**Exercise task:** Examine the entries and show every line in which the word "this" is found.
___ Information given
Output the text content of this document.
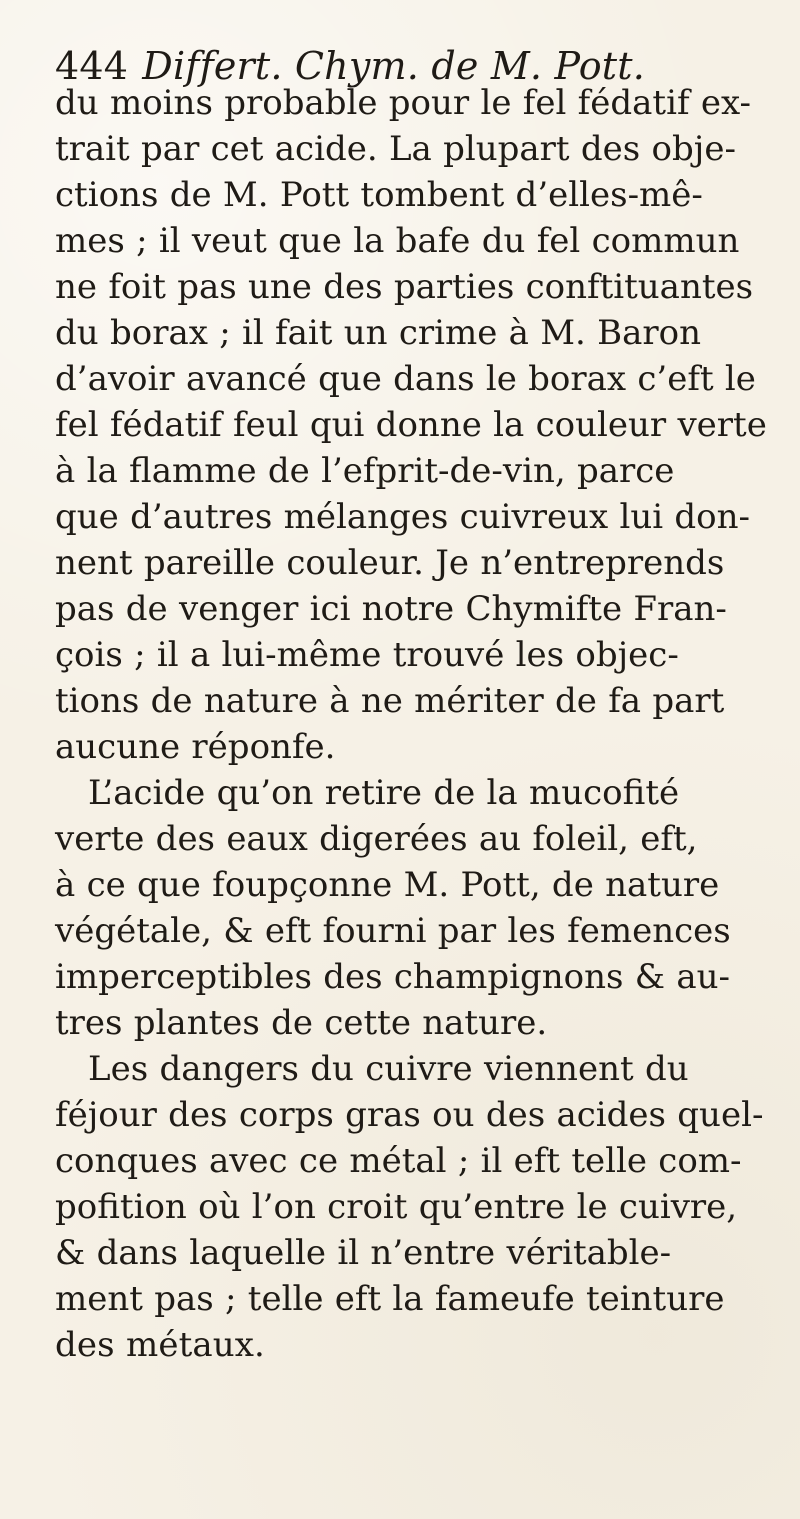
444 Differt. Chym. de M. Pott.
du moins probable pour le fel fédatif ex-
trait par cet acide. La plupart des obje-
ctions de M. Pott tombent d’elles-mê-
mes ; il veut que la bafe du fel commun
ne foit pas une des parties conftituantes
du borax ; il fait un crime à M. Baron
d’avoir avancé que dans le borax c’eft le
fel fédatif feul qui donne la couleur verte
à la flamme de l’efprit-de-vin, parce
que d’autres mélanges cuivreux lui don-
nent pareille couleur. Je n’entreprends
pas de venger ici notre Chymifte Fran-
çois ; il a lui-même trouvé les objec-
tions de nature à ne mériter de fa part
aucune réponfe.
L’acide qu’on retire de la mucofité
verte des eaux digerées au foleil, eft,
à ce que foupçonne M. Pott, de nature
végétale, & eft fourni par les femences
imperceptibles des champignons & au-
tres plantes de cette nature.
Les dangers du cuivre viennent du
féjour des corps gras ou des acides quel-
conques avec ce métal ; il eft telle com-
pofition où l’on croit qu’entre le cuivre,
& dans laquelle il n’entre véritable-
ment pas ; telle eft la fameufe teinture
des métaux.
______
___ Information given
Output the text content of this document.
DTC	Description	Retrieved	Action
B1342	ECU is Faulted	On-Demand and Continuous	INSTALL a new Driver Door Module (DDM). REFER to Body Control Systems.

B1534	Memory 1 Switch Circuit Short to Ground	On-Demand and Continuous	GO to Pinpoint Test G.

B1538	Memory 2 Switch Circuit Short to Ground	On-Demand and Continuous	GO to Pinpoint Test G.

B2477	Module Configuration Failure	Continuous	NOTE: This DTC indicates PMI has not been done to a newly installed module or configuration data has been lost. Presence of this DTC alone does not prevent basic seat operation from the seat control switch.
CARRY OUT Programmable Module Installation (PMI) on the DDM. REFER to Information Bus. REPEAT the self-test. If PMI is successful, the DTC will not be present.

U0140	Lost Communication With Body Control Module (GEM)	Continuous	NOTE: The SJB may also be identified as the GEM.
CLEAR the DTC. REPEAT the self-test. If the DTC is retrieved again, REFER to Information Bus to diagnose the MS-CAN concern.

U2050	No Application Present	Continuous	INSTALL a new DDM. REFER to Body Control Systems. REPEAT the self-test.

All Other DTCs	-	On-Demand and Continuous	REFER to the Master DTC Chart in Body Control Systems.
______
___ Information given
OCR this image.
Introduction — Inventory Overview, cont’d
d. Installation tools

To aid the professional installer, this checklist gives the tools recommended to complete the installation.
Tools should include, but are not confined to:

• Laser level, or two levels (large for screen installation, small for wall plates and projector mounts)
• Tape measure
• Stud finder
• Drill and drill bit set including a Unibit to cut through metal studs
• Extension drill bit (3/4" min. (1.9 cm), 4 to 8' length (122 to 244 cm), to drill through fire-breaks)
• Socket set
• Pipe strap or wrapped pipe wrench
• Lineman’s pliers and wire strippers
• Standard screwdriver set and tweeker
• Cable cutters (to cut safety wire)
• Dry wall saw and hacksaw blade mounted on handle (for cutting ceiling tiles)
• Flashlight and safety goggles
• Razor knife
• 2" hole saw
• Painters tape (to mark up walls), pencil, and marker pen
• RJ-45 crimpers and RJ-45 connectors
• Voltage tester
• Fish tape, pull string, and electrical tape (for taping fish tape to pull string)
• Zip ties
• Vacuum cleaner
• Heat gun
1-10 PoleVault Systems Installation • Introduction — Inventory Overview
______
**Answer to the problem:**
Output the text content of this document.
Output the text content of this document.
B2477	Module Configuration Failure	Continuous	NOTE: This DTC indicates PMI has not been done to a newly installed module or configuration data has been lost. Presence of this DTC alone does not prevent basic seat operation from the seat control switch.
OCR this image.
To aid the professional installer, this checklist gives the tools recommended to complete the installation.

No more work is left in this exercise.